**Set task**
From the entries below, gather each line containing the word "over".

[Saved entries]
--- Start ---

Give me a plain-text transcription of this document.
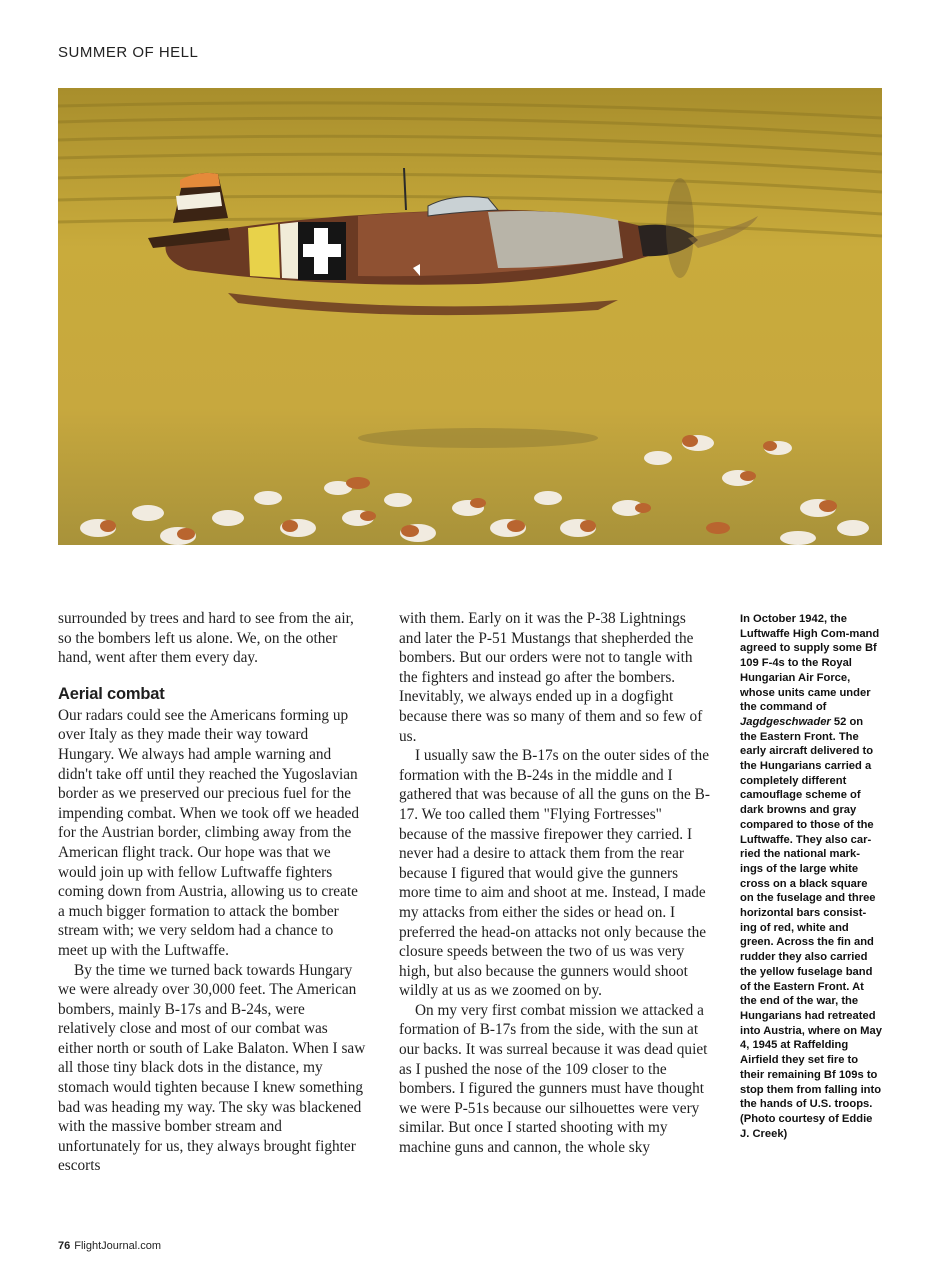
SUMMER OF HELL

surrounded by trees and hard to see from the air, so the bombers left us alone. We, on the other hand, went after them every day.

Aerial combat

Our radars could see the Americans forming up over Italy as they made their way toward Hungary. We always had ample warning and didn't take off until they reached the Yugoslavian border as we preserved our precious fuel for the impending combat. When we took off we headed for the Austrian border, climbing away from the American flight track. Our hope was that we would join up with fellow Luftwaffe fighters coming down from Austria, allowing us to create a much bigger formation to attack the bomber stream with; we very seldom had a chance to meet up with the Luftwaffe.

By the time we turned back towards Hungary we were already over 30,000 feet. The American bombers, mainly B-17s and B-24s, were relatively close and most of our combat was either north or south of Lake Balaton. When I saw all those tiny black dots in the distance, my stomach would tighten because I knew something bad was heading my way. The sky was blackened with the massive bomber stream and unfortunately for us, they always brought fighter escorts

with them. Early on it was the P-38 Lightnings and later the P-51 Mustangs that shepherded the bombers. But our orders were not to tangle with the fighters and instead go after the bombers. Inevitably, we always ended up in a dogfight because there was so many of them and so few of us.

I usually saw the B-17s on the outer sides of the formation with the B-24s in the middle and I gathered that was because of all the guns on the B-17. We too called them "Flying Fortresses" because of the massive firepower they carried. I never had a desire to attack them from the rear because I figured that would give the gunners more time to aim and shoot at me. Instead, I made my attacks from either the sides or head on. I preferred the head-on attacks not only because the closure speeds between the two of us was very high, but also because the gunners would shoot wildly at us as we zoomed on by.

On my very first combat mission we attacked a formation of B-17s from the side, with the sun at our backs. It was surreal because it was dead quiet as I pushed the nose of the 109 closer to the bombers. I figured the gunners must have thought we were P-51s because our silhouettes were very similar. But once I started shooting with my machine guns and cannon, the whole sky

In October 1942, the Luftwaffe High Com-mand agreed to supply some Bf 109 F-4s to the Royal Hungarian Air Force, whose units came under the command of Jagdgeschwader 52 on the Eastern Front. The early aircraft delivered to the Hungarians carried a completely different camouflage scheme of dark browns and gray compared to those of the Luftwaffe. They also car-ried the national mark-ings of the large white cross on a black square on the fuselage and three horizontal bars consist-ing of red, white and green. Across the fin and rudder they also carried the yellow fuselage band of the Eastern Front. At the end of the war, the Hungarians had retreated into Austria, where on May 4, 1945 at Raffelding Airfield they set fire to their remaining Bf 109s to stop them from falling into the hands of U.S. troops. (Photo courtesy of Eddie J. Creek)
76 FlightJournal.com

--- End ---

**Reply to the exercise**
Our radars could see the Americans forming up over Italy as they made their way toward Hungary. We always had ample warning and didn't take off until they reached the Yugoslavian border as we preserved our precious fuel for the impending combat. When we took off we headed for the Austrian border, climbing away from the American flight track. Our hope was that we would join up with fellow Luftwaffe fighters coming down from Austria, allowing us to create a much bigger formation to attack the bomber stream with; we very seldom had a chance to meet up with the Luftwaffe.
By the time we turned back towards Hungary we were already over 30,000 feet. The American bombers, mainly B-17s and B-24s, were relatively close and most of our combat was either north or south of Lake Balaton. When I saw all those tiny black dots in the distance, my stomach would tighten because I knew something bad was heading my way. The sky was blackened with the massive bomber stream and unfortunately for us, they always brought fighter escorts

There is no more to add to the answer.